— Begin Provided records —

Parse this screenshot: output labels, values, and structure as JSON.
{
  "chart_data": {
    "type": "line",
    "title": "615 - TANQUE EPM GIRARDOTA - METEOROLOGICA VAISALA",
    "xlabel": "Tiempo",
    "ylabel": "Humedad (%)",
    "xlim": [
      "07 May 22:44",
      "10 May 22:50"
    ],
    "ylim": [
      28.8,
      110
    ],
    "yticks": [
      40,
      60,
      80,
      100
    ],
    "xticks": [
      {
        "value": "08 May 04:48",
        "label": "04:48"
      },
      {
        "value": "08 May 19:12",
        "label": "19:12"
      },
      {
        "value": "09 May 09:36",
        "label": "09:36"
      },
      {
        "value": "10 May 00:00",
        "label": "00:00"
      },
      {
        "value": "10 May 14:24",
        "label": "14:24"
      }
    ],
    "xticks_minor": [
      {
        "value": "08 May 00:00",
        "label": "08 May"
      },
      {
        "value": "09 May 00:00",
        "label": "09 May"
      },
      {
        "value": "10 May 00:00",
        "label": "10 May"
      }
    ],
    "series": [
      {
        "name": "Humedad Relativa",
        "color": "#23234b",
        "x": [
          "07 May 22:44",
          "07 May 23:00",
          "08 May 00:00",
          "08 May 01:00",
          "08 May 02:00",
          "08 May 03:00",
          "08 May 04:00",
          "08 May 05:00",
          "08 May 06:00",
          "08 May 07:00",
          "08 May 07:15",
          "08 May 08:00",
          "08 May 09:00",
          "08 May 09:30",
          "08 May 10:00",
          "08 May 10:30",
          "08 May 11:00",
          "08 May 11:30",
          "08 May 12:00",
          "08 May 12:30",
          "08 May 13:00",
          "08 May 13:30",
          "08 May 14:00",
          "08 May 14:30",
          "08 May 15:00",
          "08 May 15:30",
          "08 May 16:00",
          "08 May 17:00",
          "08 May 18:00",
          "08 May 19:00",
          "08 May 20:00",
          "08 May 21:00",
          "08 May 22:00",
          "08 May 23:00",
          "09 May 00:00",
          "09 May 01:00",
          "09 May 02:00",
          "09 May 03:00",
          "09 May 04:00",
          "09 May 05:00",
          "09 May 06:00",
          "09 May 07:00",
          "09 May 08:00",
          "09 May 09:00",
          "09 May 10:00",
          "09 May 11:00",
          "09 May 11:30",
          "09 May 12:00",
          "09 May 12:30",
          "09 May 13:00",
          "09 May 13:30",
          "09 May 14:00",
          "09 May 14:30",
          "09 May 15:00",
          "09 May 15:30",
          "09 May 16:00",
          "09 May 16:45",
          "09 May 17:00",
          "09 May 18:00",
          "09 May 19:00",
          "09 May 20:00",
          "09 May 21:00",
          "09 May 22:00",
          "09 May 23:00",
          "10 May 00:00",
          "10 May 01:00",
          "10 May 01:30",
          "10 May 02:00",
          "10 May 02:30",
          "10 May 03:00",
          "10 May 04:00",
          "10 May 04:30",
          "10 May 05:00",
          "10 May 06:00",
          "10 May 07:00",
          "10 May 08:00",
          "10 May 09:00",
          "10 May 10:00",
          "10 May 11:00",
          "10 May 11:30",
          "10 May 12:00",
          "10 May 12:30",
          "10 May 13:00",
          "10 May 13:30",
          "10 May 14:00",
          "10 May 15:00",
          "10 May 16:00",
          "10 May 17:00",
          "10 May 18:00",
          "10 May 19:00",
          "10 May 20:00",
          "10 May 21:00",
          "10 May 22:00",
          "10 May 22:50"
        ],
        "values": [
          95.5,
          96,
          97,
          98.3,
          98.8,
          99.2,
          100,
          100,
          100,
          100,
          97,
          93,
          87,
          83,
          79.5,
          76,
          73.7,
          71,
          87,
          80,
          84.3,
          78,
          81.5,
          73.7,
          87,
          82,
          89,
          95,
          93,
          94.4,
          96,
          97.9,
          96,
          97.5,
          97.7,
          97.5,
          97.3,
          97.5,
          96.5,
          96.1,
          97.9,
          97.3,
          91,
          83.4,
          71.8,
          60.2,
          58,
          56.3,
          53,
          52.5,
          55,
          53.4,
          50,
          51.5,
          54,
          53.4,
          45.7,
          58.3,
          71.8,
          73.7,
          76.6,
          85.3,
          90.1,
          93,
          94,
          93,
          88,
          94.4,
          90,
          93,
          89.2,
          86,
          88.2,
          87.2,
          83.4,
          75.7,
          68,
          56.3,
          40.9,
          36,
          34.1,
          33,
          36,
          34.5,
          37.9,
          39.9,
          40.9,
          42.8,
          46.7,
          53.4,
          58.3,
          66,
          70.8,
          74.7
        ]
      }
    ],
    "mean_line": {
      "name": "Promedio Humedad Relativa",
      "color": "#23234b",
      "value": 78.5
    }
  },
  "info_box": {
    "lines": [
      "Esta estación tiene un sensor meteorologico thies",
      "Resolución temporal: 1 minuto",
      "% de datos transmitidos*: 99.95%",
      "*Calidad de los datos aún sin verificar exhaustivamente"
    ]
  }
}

— End Provided records —

Goal: Wherever the string "Relativa" appears in the entries above, list that line.

Final result:
        "name": "Humedad Relativa",
      "name": "Promedio Humedad Relativa",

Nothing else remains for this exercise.